DIRECTION: Give the records back in full, exactly as they read.

# Start of AVAILABLE DATA

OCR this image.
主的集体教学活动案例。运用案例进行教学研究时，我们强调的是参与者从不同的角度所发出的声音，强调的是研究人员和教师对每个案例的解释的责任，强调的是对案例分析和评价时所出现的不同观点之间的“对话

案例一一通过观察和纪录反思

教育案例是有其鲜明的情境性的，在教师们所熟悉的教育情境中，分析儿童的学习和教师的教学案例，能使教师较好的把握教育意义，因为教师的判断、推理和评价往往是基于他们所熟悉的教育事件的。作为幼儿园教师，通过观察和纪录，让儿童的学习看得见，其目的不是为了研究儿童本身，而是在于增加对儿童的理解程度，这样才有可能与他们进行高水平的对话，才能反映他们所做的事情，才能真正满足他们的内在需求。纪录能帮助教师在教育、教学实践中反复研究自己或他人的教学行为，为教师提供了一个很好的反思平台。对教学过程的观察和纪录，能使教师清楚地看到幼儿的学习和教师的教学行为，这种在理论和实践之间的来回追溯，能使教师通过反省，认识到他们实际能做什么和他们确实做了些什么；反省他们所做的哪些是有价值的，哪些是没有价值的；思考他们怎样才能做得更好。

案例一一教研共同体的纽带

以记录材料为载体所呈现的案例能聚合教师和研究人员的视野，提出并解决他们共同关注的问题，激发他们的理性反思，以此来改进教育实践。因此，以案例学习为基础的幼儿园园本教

# End of AVAILABLE DATA

EXPECTED OUTPUT:
OCR this image.
主的集体教学活动案例。运用案例进行教学研究时，我们强调的是参与者从不同的角度所发出的声音，强调的是研究人员和教师对每个案例的解释的责任，强调的是对案例分析和评价时所出现的不同观点之间的“对话

案例一一通过观察和纪录反思

教育案例是有其鲜明的情境性的，在教师们所熟悉的教育情境中，分析儿童的学习和教师的教学案例，能使教师较好的把握教育意义，因为教师的判断、推理和评价往往是基于他们所熟悉的教育事件的。作为幼儿园教师，通过观察和纪录，让儿童的学习看得见，其目的不是为了研究儿童本身，而是在于增加对儿童的理解程度，这样才有可能与他们进行高水平的对话，才能反映他们所做的事情，才能真正满足他们的内在需求。纪录能帮助教师在教育、教学实践中反复研究自己或他人的教学行为，为教师提供了一个很好的反思平台。对教学过程的观察和纪录，能使教师清楚地看到幼儿的学习和教师的教学行为，这种在理论和实践之间的来回追溯，能使教师通过反省，认识到他们实际能做什么和他们确实做了些什么；反省他们所做的哪些是有价值的，哪些是没有价值的；思考他们怎样才能做得更好。

案例一一教研共同体的纽带

以记录材料为载体所呈现的案例能聚合教师和研究人员的视野，提出并解决他们共同关注的问题，激发他们的理性反思，以此来改进教育实践。因此，以案例学习为基础的幼儿园园本教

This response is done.